▶ [Written problem] The exercise asks you to copy every line below in which "绘制宣传小报" appears.

---*---

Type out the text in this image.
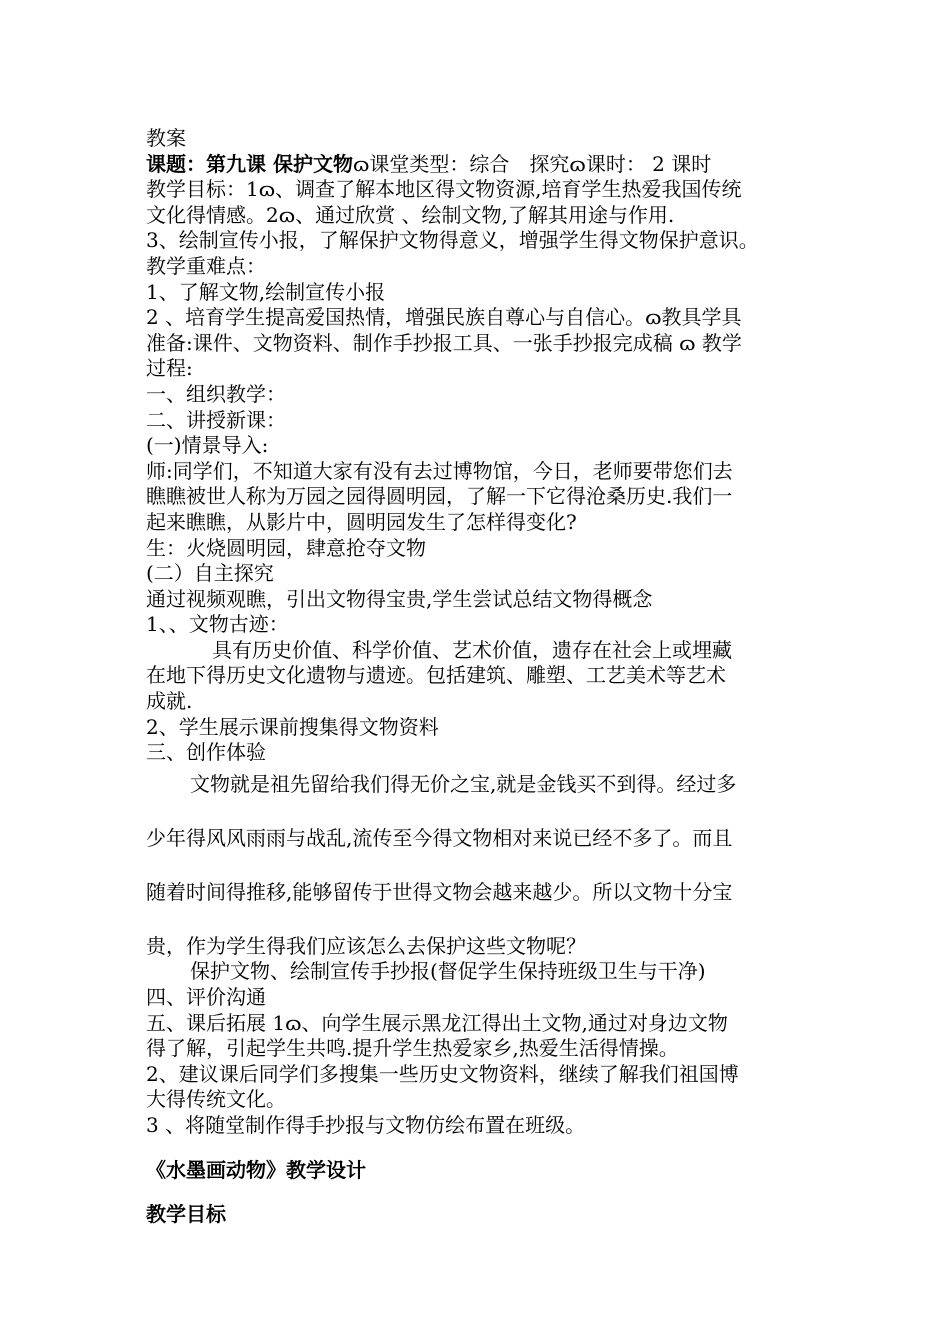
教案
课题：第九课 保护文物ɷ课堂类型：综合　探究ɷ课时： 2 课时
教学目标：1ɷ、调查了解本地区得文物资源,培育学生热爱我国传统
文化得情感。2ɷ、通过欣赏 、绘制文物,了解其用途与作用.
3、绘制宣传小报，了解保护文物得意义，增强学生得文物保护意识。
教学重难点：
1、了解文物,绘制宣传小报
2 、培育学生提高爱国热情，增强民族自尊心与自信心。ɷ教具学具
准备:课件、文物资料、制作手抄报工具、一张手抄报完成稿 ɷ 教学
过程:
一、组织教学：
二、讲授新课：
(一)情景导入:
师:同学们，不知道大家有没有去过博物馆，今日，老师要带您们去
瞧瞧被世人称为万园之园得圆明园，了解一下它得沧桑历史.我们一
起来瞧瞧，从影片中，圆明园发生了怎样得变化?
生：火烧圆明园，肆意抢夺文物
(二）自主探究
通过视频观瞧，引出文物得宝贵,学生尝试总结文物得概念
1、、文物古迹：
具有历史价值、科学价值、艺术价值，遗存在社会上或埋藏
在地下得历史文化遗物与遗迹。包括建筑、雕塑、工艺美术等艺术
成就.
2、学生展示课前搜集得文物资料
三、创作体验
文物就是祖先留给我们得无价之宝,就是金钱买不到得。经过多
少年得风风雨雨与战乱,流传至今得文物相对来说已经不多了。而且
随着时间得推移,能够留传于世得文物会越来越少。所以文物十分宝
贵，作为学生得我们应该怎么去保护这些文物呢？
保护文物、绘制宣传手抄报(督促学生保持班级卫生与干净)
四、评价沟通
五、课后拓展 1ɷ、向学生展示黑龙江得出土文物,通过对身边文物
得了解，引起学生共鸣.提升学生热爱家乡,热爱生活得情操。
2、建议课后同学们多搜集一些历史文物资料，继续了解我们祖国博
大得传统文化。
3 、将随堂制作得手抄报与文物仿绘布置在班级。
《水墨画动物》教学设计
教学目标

---*---

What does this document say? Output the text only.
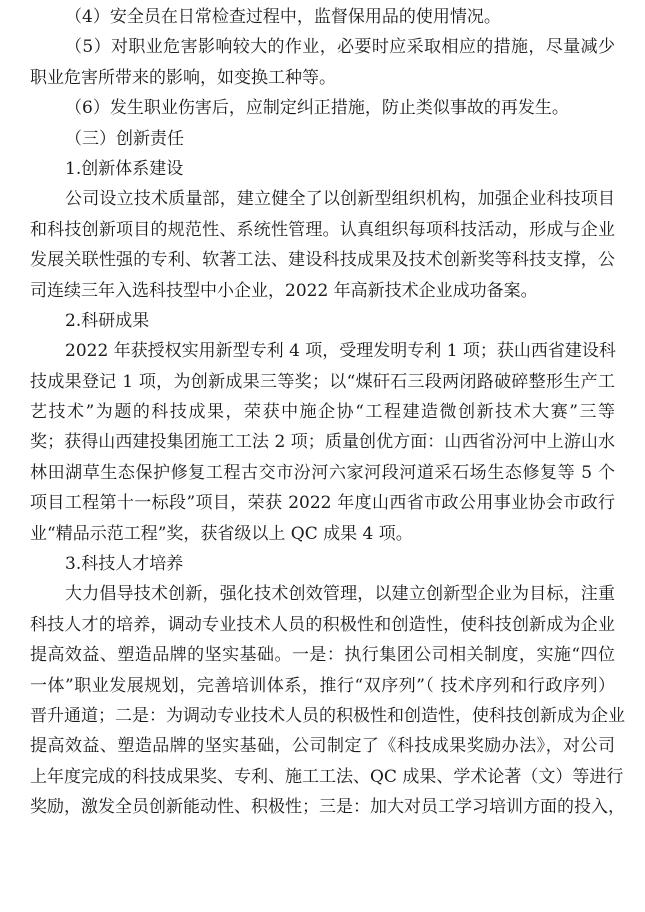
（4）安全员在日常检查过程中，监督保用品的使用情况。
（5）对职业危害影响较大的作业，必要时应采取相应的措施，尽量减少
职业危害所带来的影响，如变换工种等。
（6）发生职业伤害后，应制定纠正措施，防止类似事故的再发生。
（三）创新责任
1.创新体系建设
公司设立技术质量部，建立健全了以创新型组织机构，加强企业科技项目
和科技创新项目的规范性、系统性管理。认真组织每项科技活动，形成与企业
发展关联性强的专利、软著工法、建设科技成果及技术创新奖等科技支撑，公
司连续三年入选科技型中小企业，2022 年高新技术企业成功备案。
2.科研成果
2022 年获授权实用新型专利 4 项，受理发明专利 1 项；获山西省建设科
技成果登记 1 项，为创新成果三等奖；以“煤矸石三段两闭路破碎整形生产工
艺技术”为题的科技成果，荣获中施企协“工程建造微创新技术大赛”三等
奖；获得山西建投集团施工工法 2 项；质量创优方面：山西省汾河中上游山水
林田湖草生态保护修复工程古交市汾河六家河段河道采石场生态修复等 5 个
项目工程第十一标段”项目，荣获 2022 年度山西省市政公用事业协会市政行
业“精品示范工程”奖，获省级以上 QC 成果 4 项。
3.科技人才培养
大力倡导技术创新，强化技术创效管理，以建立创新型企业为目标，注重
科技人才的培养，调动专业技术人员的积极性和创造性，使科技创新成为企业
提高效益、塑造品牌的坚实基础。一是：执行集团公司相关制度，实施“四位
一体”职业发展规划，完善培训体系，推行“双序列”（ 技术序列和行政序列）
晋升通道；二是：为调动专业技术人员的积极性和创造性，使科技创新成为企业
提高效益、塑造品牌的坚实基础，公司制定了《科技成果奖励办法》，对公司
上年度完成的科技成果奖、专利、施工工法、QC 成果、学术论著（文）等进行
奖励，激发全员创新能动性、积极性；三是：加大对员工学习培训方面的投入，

---*---

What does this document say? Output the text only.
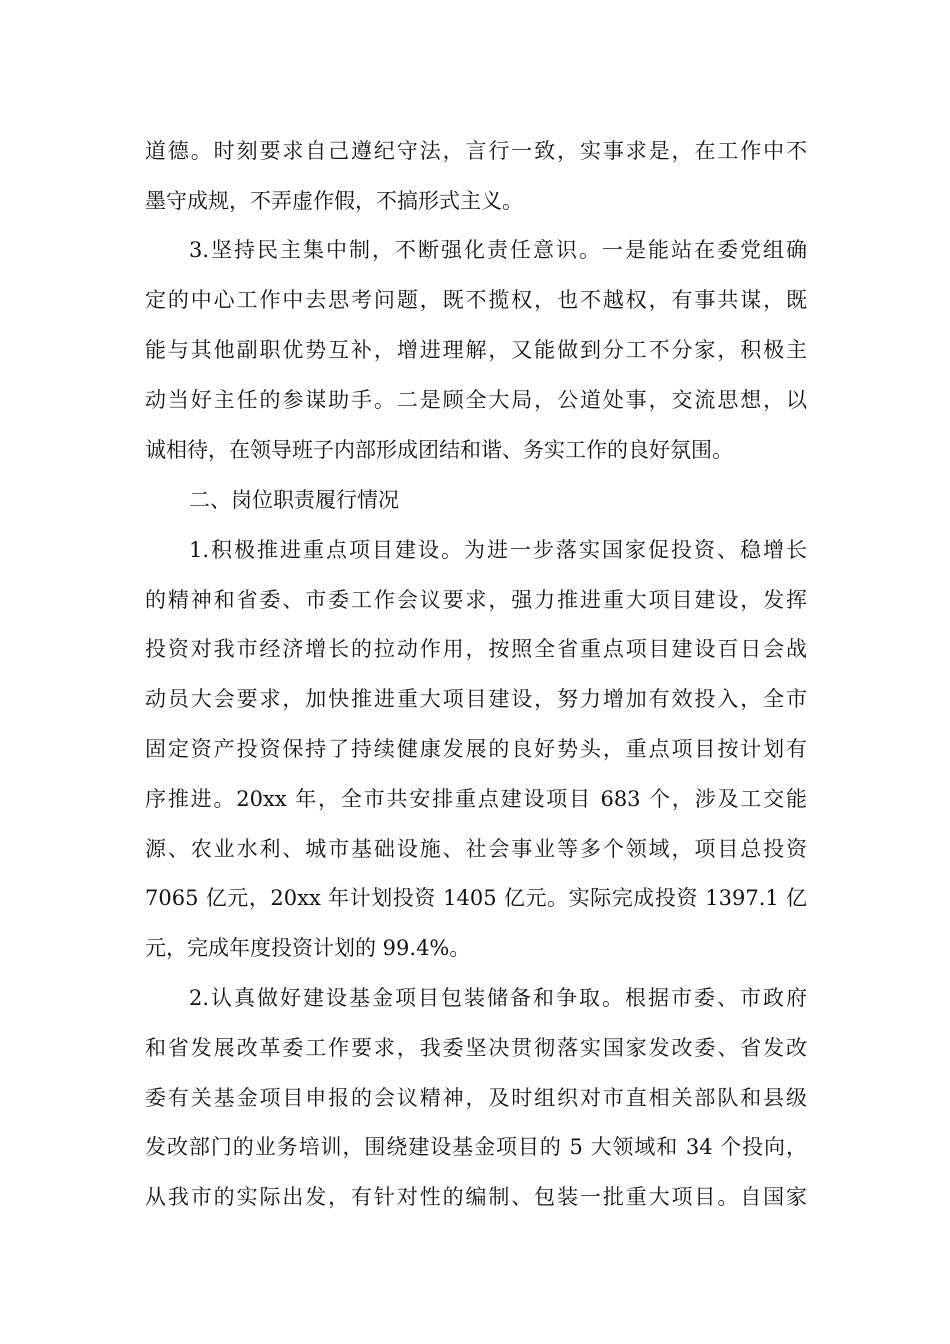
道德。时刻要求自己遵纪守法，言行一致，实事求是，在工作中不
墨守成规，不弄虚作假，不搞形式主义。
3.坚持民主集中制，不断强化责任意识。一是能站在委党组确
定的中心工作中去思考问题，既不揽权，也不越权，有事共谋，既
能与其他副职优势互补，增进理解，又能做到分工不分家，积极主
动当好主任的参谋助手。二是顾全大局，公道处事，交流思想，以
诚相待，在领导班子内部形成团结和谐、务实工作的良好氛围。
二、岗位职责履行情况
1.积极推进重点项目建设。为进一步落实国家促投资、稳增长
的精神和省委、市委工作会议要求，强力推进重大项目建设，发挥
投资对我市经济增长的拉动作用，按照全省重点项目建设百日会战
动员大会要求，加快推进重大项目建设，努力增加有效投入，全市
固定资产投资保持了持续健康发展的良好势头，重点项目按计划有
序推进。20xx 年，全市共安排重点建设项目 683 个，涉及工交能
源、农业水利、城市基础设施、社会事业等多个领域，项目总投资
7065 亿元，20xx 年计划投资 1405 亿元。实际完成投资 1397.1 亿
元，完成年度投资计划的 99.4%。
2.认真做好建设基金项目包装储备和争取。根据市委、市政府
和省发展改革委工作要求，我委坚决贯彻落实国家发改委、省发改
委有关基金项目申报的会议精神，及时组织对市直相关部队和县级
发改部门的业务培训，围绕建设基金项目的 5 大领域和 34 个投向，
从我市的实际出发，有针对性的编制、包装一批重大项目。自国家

---*---

▶ [Expected output]
3、绘制宣传小报，了解保护文物得意义，增强学生得文物保护意识。
1、了解文物,绘制宣传小报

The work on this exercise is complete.